Dataset rows →
↓
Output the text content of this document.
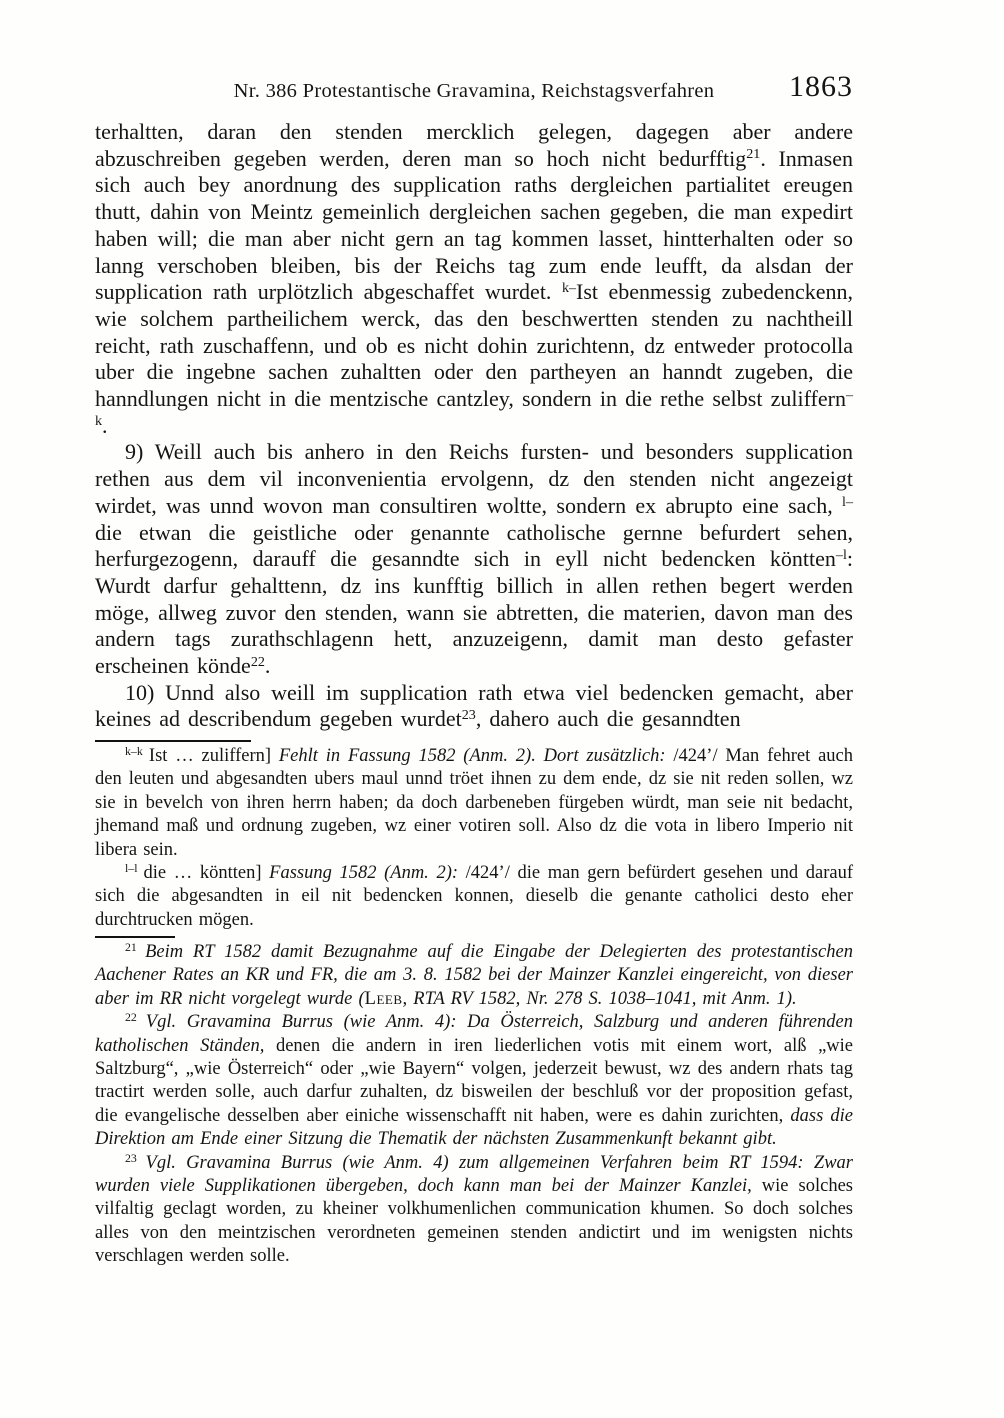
Nr. 386 Protestantische Gravamina, Reichstagsverfahren	1863

terhaltten, daran den stenden mercklich gelegen, dagegen aber andere abzuschreiben gegeben werden, deren man so hoch nicht bedurfftig$^{21}$. Inmasen sich auch bey anordnung des supplication raths dergleichen partialitet ereugen thutt, dahin von Meintz gemeinlich dergleichen sachen gegeben, die man expedirt haben will; die man aber nicht gern an tag kommen lasset, hintterhalten oder so lanng verschoben bleiben, bis der Reichs tag zum ende leufft, da alsdan der supplication rath urplötzlich abgeschaffet wurdet. $^{k-}$Ist ebenmessig zubedenckenn, wie solchem partheilichem werck, das den beschwertten stenden zu nachtheill reicht, rath zuschaffenn, und ob es nicht dohin zurichtenn, dz entweder protocolla uber die ingebne sachen zuhaltten oder den partheyen an hanndt zugeben, die hanndlungen nicht in die mentzische cantzley, sondern in die rethe selbst zuliffern$^{-k}$.

9) Weill auch bis anhero in den Reichs fursten- und besonders supplication rethen aus dem vil inconvenientia ervolgenn, dz den stenden nicht angezeigt wirdet, was unnd wovon man consultiren woltte, sondern ex abrupto eine sach, $^{l-}$die etwan die geistliche oder genannte catholische gernne befurdert sehen, herfurgezogenn, darauff die gesanndte sich in eyll nicht bedencken köntten$^{-l}$: Wurdt darfur gehalttenn, dz ins kunfftig billich in allen rethen begert werden möge, allweg zuvor den stenden, wann sie abtretten, die materien, davon man des andern tags zurathschlagenn hett, anzuzeigenn, damit man desto gefaster erscheinen könde$^{22}$.

10) Unnd also weill im supplication rath etwa viel bedencken gemacht, aber keines ad describendum gegeben wurdet$^{23}$, dahero auch die gesanndten

$^{k-k}$ Ist … zuliffern] Fehlt in Fassung 1582 (Anm. 2). Dort zusätzlich: /424’/ Man fehret auch den leuten und abgesandten ubers maul unnd tröet ihnen zu dem ende, dz sie nit reden sollen, wz sie in bevelch von ihren herrn haben; da doch darbeneben fürgeben würdt, man seie nit bedacht, jhemand maß und ordnung zugeben, wz einer votiren soll. Also dz die vota in libero Imperio nit libera sein.

$^{l-l}$ die … köntten] Fassung 1582 (Anm. 2): /424’/ die man gern befürdert gesehen und darauf sich die abgesandten in eil nit bedencken konnen, dieselb die genante catholici desto eher durchtrucken mögen.

$^{21}$ Beim RT 1582 damit Bezugnahme auf die Eingabe der Delegierten des protestantischen Aachener Rates an KR und FR, die am 3. 8. 1582 bei der Mainzer Kanzlei eingereicht, von dieser aber im RR nicht vorgelegt wurde (Leeb, RTA RV 1582, Nr. 278 S. 1038–1041, mit Anm. 1).

$^{22}$ Vgl. Gravamina Burrus (wie Anm. 4): Da Österreich, Salzburg und anderen führenden katholischen Ständen, denen die andern in iren liederlichen votis mit einem wort, alß „wie Saltzburg“, „wie Österreich“ oder „wie Bayern“ volgen, jederzeit bewust, wz des andern rhats tag tractirt werden solle, auch darfur zuhalten, dz bisweilen der beschluß vor der proposition gefast, die evangelische desselben aber einiche wissenschafft nit haben, were es dahin zurichten, dass die Direktion am Ende einer Sitzung die Thematik der nächsten Zusammenkunft bekannt gibt.

$^{23}$ Vgl. Gravamina Burrus (wie Anm. 4) zum allgemeinen Verfahren beim RT 1594: Zwar wurden viele Supplikationen übergeben, doch kann man bei der Mainzer Kanzlei, wie solches vilfaltig geclagt worden, zu kheiner volkhumenlichen communication khumen. So doch solches alles von den meintzischen verordneten gemeinen stenden andictirt und im wenigsten nichts verschlagen werden solle.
↑
Brief →
Search the lines for the string "Gravamina" and copy every line that has it.

Task solution →
Nr. 386 Protestantische Gravamina, Reichstagsverfahren	1863
$^{22}$ Vgl. Gravamina Burrus (wie Anm. 4): Da Österreich, Salzburg und anderen führenden katholischen Ständen, denen die andern in iren liederlichen votis mit einem wort, alß „wie Saltzburg“, „wie Österreich“ oder „wie Bayern“ volgen, jederzeit bewust, wz des andern rhats tag tractirt werden solle, auch darfur zuhalten, dz bisweilen der beschluß vor der proposition gefast, die evangelische desselben aber einiche wissenschafft nit haben, were es dahin zurichten, dass die Direktion am Ende einer Sitzung die Thematik der nächsten Zusammenkunft bekannt gibt.
$^{23}$ Vgl. Gravamina Burrus (wie Anm. 4) zum allgemeinen Verfahren beim RT 1594: Zwar wurden viele Supplikationen übergeben, doch kann man bei der Mainzer Kanzlei, wie solches vilfaltig geclagt worden, zu kheiner volkhumenlichen communication khumen. So doch solches alles von den meintzischen verordneten gemeinen stenden andictirt und im wenigsten nichts verschlagen werden solle.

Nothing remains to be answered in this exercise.